-- REQUEST --
Where a line holds the word "Kozłów", copy that line.

>> begin ENTRIES

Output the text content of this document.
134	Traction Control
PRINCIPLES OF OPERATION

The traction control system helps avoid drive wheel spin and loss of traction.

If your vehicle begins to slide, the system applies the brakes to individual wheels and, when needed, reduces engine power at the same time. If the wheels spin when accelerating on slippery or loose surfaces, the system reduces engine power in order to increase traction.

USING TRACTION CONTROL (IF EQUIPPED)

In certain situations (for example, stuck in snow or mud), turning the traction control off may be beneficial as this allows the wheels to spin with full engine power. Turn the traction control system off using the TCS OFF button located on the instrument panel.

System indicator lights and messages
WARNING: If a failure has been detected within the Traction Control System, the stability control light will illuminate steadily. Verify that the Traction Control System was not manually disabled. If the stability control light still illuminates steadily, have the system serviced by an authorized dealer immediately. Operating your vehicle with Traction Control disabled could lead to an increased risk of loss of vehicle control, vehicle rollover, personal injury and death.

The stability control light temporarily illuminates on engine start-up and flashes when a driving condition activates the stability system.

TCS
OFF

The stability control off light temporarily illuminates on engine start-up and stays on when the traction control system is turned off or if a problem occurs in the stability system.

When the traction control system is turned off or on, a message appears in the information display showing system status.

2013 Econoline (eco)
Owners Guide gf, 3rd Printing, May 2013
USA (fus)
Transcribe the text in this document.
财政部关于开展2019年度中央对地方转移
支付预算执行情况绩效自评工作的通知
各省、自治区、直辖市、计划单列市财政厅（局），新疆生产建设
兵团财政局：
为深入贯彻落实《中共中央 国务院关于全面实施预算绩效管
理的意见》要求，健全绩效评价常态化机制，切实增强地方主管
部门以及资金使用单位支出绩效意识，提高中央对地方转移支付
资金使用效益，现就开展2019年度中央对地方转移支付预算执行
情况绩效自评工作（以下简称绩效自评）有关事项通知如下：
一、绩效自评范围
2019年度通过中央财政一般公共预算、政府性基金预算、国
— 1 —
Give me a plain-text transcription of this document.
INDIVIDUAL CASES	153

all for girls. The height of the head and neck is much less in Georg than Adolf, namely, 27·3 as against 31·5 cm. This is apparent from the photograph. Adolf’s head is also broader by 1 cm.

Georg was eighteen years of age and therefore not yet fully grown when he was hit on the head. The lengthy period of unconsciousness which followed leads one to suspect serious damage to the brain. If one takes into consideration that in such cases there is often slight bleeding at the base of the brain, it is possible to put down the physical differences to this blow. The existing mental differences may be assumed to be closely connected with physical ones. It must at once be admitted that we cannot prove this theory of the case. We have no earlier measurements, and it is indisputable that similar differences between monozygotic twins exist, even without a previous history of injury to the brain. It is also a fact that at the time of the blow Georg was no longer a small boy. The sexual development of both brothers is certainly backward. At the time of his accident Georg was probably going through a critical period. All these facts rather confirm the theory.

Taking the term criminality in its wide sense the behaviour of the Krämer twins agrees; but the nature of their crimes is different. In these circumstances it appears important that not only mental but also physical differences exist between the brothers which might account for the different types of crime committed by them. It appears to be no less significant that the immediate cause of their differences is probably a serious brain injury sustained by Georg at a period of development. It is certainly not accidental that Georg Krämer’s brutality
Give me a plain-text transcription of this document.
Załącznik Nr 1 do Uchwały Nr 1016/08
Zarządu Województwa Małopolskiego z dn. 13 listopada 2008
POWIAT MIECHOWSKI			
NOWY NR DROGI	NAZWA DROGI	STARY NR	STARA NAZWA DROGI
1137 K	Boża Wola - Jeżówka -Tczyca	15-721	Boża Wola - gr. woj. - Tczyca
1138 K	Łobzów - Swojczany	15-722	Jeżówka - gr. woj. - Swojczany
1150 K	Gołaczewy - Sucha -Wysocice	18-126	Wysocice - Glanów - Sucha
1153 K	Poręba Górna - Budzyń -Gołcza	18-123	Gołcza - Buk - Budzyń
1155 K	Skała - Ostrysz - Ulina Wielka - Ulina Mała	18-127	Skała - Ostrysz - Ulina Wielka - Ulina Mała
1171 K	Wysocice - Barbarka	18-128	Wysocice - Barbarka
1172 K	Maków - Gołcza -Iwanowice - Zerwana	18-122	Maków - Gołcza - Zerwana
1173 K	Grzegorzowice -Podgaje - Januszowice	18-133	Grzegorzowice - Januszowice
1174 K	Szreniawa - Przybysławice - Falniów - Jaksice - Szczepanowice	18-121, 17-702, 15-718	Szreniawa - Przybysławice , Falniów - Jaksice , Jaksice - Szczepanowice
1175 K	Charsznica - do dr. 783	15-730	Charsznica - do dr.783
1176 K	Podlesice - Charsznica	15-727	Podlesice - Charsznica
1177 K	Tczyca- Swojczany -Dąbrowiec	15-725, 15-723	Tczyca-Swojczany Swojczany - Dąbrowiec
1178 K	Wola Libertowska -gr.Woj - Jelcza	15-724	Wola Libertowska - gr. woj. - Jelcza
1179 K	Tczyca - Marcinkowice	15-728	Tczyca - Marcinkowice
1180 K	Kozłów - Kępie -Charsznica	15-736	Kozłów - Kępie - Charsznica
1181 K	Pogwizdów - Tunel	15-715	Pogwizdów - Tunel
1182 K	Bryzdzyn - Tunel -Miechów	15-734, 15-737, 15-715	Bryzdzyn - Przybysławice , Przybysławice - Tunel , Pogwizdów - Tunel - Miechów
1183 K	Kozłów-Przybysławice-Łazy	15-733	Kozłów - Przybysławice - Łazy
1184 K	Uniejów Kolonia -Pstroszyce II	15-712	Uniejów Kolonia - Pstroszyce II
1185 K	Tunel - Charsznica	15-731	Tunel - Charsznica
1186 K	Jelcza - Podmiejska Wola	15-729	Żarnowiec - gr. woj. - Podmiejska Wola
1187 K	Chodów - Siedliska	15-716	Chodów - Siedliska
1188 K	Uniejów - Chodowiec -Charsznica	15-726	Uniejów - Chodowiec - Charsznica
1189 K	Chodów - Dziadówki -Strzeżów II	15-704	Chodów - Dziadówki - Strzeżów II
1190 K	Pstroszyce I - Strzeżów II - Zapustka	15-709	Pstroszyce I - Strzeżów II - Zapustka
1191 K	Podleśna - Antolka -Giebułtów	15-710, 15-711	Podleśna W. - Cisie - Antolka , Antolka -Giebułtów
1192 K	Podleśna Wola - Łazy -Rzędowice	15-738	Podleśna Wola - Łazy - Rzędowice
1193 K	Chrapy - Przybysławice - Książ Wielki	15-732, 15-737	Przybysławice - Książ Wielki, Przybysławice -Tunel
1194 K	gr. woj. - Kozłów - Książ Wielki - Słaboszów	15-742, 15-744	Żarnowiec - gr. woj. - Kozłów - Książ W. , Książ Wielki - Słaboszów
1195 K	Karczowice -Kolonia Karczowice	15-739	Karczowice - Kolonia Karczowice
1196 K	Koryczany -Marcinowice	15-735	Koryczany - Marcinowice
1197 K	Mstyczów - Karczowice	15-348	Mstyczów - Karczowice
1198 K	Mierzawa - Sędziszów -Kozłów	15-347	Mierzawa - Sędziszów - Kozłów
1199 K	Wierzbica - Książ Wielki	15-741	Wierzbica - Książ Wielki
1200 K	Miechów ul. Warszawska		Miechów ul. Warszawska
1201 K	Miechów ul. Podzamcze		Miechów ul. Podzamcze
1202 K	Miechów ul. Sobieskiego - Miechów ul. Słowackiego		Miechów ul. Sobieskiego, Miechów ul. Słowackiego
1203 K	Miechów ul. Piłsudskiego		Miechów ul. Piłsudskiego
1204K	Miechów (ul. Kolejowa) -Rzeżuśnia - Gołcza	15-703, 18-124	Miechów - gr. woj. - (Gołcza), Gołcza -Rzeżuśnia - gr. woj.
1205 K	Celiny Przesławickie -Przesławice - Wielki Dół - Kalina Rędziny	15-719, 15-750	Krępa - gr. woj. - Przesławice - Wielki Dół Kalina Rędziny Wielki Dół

>> end ENTRIES

-- REPLY --
1180 K	Kozłów - Kępie -Charsznica	15-736	Kozłów - Kępie - Charsznica
1183 K	Kozłów-Przybysławice-Łazy	15-733	Kozłów - Przybysławice - Łazy
1194 K	gr. woj. - Kozłów - Książ Wielki - Słaboszów	15-742, 15-744	Żarnowiec - gr. woj. - Kozłów - Książ W. , Książ Wielki - Słaboszów
1198 K	Mierzawa - Sędziszów -Kozłów	15-347	Mierzawa - Sędziszów - Kozłów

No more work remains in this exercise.